**Study text**
Start of Block

Cannot find an overload for “Zip” and the argument count: “3”

Clearly, the definition for Zip does expect three arguments, First, Second and resultSelector. What PowerShell really means is “Cannot find an OverloadDefinition that takes the types of arguments you passed. While PowerShell can cast a ScriptBlock into a Predicate for you, it cannot do the same for a Func. To get the .Net to accept the arguments, we have to statically type them ourselves.

posh> [System.Linq.Enumerable]::Zip($first, $last, [system.func[string,string,string]] {param($f, $l) "$f $l"})
Mike Smith
Bob White
Wendy Williams
Michele French

You see the last argument is still constructed like a ScriptBlock that contains a Param block defining two parameters. But, we’re telling .Net that it is a [system.func[string,string,string]] - A Func that takes 3 strings. Okay, so, you might be confused at this point. The Param block of our function is only taking in two arguments. Why [string,string,string]? If you look back at the definition it should become clear.

Func[TFirst,TSecond,TResult]

The third type is the type of the return value of your anonymous function.

You could just as easily take in two Collections of strings and return an integer.

posh> [System.Linq.Enumerable]::Zip($first, $last, [system.func[string,string,int]] {param($f, $l) $f.length + $l.length})
9
8
13
13

The Possibilities Are Enumerable

Now you should be able to look through all of the available Linq.Enumerable and understand how to construct the necessary arguments.

PowerShell (v5+) is getting extremely efficient at working with Arrays and Collections and using the build in Cmdlets with the Pipeline might still be faster - both to write and to run. But, if you have one or more Collections and you need to do some processing of the contents, it might be worth testing a Linq.Enumerable method to see which is ultimately better for you.

End of Block

**Exercise tasks**
(a) In the PowerShell Zip text, what does the third type in Func[TFirst,TSecond,TResult] stand for?
(b) Output the part of the PowerShell Zip text between "PowerShell (v5+) is" and "better for you.", inclusive.

**Information given**
Start of Block

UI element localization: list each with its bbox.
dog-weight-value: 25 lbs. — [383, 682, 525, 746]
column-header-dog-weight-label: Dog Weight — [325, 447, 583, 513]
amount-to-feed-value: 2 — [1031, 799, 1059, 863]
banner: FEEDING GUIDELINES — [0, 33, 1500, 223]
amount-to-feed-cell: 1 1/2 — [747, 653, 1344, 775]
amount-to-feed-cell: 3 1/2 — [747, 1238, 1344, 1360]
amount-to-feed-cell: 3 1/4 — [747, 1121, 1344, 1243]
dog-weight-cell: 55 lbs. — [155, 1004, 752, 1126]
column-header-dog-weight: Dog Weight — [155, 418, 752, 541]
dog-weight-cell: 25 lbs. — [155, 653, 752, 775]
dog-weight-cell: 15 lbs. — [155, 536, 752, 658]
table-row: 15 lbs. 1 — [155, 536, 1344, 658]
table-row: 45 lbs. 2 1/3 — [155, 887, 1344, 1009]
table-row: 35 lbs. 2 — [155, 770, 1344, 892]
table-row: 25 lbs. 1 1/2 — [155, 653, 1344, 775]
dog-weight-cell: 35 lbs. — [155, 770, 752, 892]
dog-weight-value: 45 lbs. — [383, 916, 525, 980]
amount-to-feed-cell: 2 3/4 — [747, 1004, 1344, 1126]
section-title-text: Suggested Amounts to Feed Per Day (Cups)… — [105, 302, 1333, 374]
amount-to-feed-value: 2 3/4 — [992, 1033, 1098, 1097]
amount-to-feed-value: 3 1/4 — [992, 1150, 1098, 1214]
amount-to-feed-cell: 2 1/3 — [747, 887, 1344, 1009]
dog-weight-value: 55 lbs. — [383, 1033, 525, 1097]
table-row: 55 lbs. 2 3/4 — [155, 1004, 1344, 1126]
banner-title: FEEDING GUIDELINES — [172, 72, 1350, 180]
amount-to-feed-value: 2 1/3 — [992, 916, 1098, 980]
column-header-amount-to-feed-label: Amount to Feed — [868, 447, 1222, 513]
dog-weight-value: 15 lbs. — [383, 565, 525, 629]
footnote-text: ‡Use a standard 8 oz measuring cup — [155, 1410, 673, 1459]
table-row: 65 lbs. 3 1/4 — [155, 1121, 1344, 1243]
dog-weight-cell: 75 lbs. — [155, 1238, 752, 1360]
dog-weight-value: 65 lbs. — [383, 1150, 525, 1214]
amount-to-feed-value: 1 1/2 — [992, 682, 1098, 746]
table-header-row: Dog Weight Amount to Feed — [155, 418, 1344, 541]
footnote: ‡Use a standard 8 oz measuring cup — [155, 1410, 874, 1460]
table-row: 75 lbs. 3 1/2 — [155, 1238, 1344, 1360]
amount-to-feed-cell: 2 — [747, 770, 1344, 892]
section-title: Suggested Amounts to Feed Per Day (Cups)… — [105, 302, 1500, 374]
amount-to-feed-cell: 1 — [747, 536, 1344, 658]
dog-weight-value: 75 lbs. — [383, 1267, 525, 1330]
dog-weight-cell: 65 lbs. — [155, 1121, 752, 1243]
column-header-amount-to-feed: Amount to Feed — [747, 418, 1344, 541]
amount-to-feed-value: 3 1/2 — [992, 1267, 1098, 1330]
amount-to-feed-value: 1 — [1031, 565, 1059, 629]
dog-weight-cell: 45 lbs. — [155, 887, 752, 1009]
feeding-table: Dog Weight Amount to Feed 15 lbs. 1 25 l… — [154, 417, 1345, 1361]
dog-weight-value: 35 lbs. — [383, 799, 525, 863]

End of Block

**Answers to this exercise**
(a) The type of the return value of your anonymous function.

(b)
PowerShell (v5+) is getting extremely efficient at working with Arrays and Collections and using the build in Cmdlets with the Pipeline might still be faster - both to write and to run. But, if you have one or more Collections and you need to do some processing of the contents, it might be worth testing a Linq.Enumerable method to see which is ultimately better for you.